§ **PROBLEM REQUIREMENTS**: Extract the lines that hold the string "answer".

§ **EXTRACTED MATERIAL**:
>> Start

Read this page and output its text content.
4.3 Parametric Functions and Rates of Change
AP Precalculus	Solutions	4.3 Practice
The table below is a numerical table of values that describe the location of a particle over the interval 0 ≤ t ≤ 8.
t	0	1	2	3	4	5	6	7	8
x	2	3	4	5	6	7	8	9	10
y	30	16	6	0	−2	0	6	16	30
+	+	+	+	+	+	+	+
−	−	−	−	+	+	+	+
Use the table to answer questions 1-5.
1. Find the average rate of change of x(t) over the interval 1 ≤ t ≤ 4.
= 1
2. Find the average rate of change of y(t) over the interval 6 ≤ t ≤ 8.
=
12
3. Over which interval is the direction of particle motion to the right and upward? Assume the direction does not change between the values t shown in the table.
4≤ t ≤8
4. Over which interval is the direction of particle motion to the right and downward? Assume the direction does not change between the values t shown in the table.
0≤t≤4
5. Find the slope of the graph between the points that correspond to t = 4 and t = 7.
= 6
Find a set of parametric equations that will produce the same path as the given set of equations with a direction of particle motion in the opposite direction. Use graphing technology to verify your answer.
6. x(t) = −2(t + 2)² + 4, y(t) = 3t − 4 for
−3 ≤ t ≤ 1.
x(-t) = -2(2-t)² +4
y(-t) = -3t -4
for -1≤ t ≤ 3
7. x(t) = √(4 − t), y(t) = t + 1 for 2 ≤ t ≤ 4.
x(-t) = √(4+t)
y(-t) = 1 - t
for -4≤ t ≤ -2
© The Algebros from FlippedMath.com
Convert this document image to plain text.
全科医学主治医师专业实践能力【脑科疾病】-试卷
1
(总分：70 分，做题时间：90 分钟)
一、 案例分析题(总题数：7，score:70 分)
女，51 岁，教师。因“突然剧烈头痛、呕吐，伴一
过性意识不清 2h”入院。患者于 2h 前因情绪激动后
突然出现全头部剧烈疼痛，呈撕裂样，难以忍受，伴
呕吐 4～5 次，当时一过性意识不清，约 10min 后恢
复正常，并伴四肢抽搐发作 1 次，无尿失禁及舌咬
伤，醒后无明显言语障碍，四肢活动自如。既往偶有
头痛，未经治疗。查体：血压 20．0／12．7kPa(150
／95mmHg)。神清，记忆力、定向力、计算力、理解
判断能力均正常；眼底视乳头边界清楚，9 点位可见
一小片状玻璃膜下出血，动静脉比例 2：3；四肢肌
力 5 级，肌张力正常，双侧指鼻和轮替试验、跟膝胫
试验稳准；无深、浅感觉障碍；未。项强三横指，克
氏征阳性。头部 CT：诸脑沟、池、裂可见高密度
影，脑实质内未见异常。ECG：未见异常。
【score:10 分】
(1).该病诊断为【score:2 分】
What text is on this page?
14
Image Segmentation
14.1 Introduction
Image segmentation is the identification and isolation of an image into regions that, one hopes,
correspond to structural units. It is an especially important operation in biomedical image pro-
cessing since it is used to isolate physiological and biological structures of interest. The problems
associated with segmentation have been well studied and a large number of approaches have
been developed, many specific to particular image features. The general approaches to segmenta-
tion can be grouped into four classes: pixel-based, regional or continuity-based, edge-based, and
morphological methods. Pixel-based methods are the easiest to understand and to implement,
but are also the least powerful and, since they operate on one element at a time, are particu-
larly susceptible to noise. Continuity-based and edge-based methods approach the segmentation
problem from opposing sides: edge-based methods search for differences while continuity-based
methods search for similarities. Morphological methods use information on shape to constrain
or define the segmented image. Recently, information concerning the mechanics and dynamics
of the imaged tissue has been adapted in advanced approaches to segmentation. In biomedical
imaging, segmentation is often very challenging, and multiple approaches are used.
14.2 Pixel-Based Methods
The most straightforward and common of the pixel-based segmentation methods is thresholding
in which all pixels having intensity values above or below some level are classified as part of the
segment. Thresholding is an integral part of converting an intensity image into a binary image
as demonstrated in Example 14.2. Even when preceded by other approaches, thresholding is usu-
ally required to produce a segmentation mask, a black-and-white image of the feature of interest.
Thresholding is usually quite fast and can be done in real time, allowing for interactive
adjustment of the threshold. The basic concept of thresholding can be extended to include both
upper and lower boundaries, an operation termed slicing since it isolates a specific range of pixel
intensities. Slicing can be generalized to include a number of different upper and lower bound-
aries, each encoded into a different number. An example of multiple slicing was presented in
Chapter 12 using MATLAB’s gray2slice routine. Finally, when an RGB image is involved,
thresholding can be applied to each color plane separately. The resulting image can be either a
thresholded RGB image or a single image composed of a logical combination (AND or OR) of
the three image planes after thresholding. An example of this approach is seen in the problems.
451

>> End

§ **RESULT BELOW**:
Use the table to answer questions 1-5.
Find a set of parametric equations that will produce the same path as the given set of equations with a direction of particle motion in the opposite direction. Use graphing technology to verify your answer.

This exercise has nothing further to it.